## Instructions to follow
Restate the full set of records exactly, without adding or dropping a word.

## Data provided
○ ○ ○ ○ ○ ○ ○

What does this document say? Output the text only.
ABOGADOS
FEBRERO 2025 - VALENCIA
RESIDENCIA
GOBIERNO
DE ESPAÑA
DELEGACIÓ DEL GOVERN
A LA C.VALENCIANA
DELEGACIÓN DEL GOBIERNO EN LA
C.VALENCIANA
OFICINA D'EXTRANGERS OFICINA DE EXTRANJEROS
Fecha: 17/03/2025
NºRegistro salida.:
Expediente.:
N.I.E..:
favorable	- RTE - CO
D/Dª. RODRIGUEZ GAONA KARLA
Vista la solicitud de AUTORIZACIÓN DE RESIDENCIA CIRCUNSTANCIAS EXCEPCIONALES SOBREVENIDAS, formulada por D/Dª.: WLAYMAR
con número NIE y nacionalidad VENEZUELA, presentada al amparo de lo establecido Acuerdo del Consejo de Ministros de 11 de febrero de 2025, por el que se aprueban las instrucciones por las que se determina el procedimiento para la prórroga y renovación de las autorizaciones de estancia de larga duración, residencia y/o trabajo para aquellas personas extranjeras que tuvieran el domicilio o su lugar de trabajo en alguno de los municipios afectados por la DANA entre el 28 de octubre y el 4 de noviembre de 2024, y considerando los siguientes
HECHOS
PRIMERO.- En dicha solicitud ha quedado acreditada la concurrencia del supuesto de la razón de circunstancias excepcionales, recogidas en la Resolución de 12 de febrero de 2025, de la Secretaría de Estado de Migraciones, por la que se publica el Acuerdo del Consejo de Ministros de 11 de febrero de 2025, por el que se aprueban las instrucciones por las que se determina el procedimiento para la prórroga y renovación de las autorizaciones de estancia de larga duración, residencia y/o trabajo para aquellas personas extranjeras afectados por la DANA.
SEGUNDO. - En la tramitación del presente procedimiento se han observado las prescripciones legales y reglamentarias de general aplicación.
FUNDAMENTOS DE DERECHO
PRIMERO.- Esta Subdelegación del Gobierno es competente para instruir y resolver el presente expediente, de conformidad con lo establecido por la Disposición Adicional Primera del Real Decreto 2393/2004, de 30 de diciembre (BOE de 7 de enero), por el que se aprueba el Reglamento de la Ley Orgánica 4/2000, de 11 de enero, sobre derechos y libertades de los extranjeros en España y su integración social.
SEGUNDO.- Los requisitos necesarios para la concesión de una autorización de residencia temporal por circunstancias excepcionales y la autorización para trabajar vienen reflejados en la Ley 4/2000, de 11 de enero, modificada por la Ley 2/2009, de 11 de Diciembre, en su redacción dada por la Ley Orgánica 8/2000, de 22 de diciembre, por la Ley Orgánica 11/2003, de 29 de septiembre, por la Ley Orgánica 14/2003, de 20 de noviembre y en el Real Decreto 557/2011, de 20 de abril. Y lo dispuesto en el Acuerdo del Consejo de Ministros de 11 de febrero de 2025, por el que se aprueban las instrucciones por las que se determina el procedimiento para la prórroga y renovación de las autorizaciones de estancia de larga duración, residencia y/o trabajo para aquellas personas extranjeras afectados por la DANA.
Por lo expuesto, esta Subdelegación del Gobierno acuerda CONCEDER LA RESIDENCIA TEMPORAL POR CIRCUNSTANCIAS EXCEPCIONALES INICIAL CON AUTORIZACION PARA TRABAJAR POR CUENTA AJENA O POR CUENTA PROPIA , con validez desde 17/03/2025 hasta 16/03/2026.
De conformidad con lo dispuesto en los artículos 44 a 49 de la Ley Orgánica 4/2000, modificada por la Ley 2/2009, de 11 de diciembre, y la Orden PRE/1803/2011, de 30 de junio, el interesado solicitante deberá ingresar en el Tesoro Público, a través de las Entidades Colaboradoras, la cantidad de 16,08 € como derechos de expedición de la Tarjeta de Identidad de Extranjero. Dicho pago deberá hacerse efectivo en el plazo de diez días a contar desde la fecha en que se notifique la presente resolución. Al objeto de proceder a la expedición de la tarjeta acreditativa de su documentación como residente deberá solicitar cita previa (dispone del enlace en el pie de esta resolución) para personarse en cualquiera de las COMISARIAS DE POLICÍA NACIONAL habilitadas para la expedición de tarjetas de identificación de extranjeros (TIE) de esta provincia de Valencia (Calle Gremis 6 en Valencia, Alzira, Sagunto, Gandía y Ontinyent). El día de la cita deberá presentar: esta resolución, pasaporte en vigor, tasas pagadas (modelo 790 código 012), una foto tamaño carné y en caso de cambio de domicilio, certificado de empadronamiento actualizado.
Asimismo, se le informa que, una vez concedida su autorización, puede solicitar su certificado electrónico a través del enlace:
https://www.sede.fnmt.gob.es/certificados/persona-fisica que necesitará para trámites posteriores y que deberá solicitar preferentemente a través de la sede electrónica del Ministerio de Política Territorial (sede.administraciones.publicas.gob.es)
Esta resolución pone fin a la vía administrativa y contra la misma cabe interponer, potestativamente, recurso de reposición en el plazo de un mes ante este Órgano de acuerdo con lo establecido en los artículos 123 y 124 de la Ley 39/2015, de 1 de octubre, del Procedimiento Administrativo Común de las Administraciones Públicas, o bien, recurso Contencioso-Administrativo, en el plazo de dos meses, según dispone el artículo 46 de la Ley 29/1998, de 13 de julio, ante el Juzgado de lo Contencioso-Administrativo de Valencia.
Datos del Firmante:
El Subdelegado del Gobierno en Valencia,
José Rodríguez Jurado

○ ○ ○ ○ ○ ○ ○

## Written response
What does this document say? Output the text only.
ABOGADOS
FEBRERO 2025 - VALENCIA
RESIDENCIA
GOBIERNO
DE ESPAÑA
DELEGACIÓ DEL GOVERN
A LA C.VALENCIANA
DELEGACIÓN DEL GOBIERNO EN LA
C.VALENCIANA
OFICINA D'EXTRANGERS OFICINA DE EXTRANJEROS
Fecha: 17/03/2025
NºRegistro salida.:
Expediente.:
N.I.E..:
favorable	- RTE - CO
D/Dª. RODRIGUEZ GAONA KARLA
Vista la solicitud de AUTORIZACIÓN DE RESIDENCIA CIRCUNSTANCIAS EXCEPCIONALES SOBREVENIDAS, formulada por D/Dª.: WLAYMAR
con número NIE y nacionalidad VENEZUELA, presentada al amparo de lo establecido Acuerdo del Consejo de Ministros de 11 de febrero de 2025, por el que se aprueban las instrucciones por las que se determina el procedimiento para la prórroga y renovación de las autorizaciones de estancia de larga duración, residencia y/o trabajo para aquellas personas extranjeras que tuvieran el domicilio o su lugar de trabajo en alguno de los municipios afectados por la DANA entre el 28 de octubre y el 4 de noviembre de 2024, y considerando los siguientes
HECHOS
PRIMERO.- En dicha solicitud ha quedado acreditada la concurrencia del supuesto de la razón de circunstancias excepcionales, recogidas en la Resolución de 12 de febrero de 2025, de la Secretaría de Estado de Migraciones, por la que se publica el Acuerdo del Consejo de Ministros de 11 de febrero de 2025, por el que se aprueban las instrucciones por las que se determina el procedimiento para la prórroga y renovación de las autorizaciones de estancia de larga duración, residencia y/o trabajo para aquellas personas extranjeras afectados por la DANA.
SEGUNDO. - En la tramitación del presente procedimiento se han observado las prescripciones legales y reglamentarias de general aplicación.
FUNDAMENTOS DE DERECHO
PRIMERO.- Esta Subdelegación del Gobierno es competente para instruir y resolver el presente expediente, de conformidad con lo establecido por la Disposición Adicional Primera del Real Decreto 2393/2004, de 30 de diciembre (BOE de 7 de enero), por el que se aprueba el Reglamento de la Ley Orgánica 4/2000, de 11 de enero, sobre derechos y libertades de los extranjeros en España y su integración social.
SEGUNDO.- Los requisitos necesarios para la concesión de una autorización de residencia temporal por circunstancias excepcionales y la autorización para trabajar vienen reflejados en la Ley 4/2000, de 11 de enero, modificada por la Ley 2/2009, de 11 de Diciembre, en su redacción dada por la Ley Orgánica 8/2000, de 22 de diciembre, por la Ley Orgánica 11/2003, de 29 de septiembre, por la Ley Orgánica 14/2003, de 20 de noviembre y en el Real Decreto 557/2011, de 20 de abril. Y lo dispuesto en el Acuerdo del Consejo de Ministros de 11 de febrero de 2025, por el que se aprueban las instrucciones por las que se determina el procedimiento para la prórroga y renovación de las autorizaciones de estancia de larga duración, residencia y/o trabajo para aquellas personas extranjeras afectados por la DANA.
Por lo expuesto, esta Subdelegación del Gobierno acuerda CONCEDER LA RESIDENCIA TEMPORAL POR CIRCUNSTANCIAS EXCEPCIONALES INICIAL CON AUTORIZACION PARA TRABAJAR POR CUENTA AJENA O POR CUENTA PROPIA , con validez desde 17/03/2025 hasta 16/03/2026.
De conformidad con lo dispuesto en los artículos 44 a 49 de la Ley Orgánica 4/2000, modificada por la Ley 2/2009, de 11 de diciembre, y la Orden PRE/1803/2011, de 30 de junio, el interesado solicitante deberá ingresar en el Tesoro Público, a través de las Entidades Colaboradoras, la cantidad de 16,08 € como derechos de expedición de la Tarjeta de Identidad de Extranjero. Dicho pago deberá hacerse efectivo en el plazo de diez días a contar desde la fecha en que se notifique la presente resolución. Al objeto de proceder a la expedición de la tarjeta acreditativa de su documentación como residente deberá solicitar cita previa (dispone del enlace en el pie de esta resolución) para personarse en cualquiera de las COMISARIAS DE POLICÍA NACIONAL habilitadas para la expedición de tarjetas de identificación de extranjeros (TIE) de esta provincia de Valencia (Calle Gremis 6 en Valencia, Alzira, Sagunto, Gandía y Ontinyent). El día de la cita deberá presentar: esta resolución, pasaporte en vigor, tasas pagadas (modelo 790 código 012), una foto tamaño carné y en caso de cambio de domicilio, certificado de empadronamiento actualizado.
Asimismo, se le informa que, una vez concedida su autorización, puede solicitar su certificado electrónico a través del enlace:
https://www.sede.fnmt.gob.es/certificados/persona-fisica que necesitará para trámites posteriores y que deberá solicitar preferentemente a través de la sede electrónica del Ministerio de Política Territorial (sede.administraciones.publicas.gob.es)
Esta resolución pone fin a la vía administrativa y contra la misma cabe interponer, potestativamente, recurso de reposición en el plazo de un mes ante este Órgano de acuerdo con lo establecido en los artículos 123 y 124 de la Ley 39/2015, de 1 de octubre, del Procedimiento Administrativo Común de las Administraciones Públicas, o bien, recurso Contencioso-Administrativo, en el plazo de dos meses, según dispone el artículo 46 de la Ley 29/1998, de 13 de julio, ante el Juzgado de lo Contencioso-Administrativo de Valencia.
Datos del Firmante:
El Subdelegado del Gobierno en Valencia,
José Rodríguez Jurado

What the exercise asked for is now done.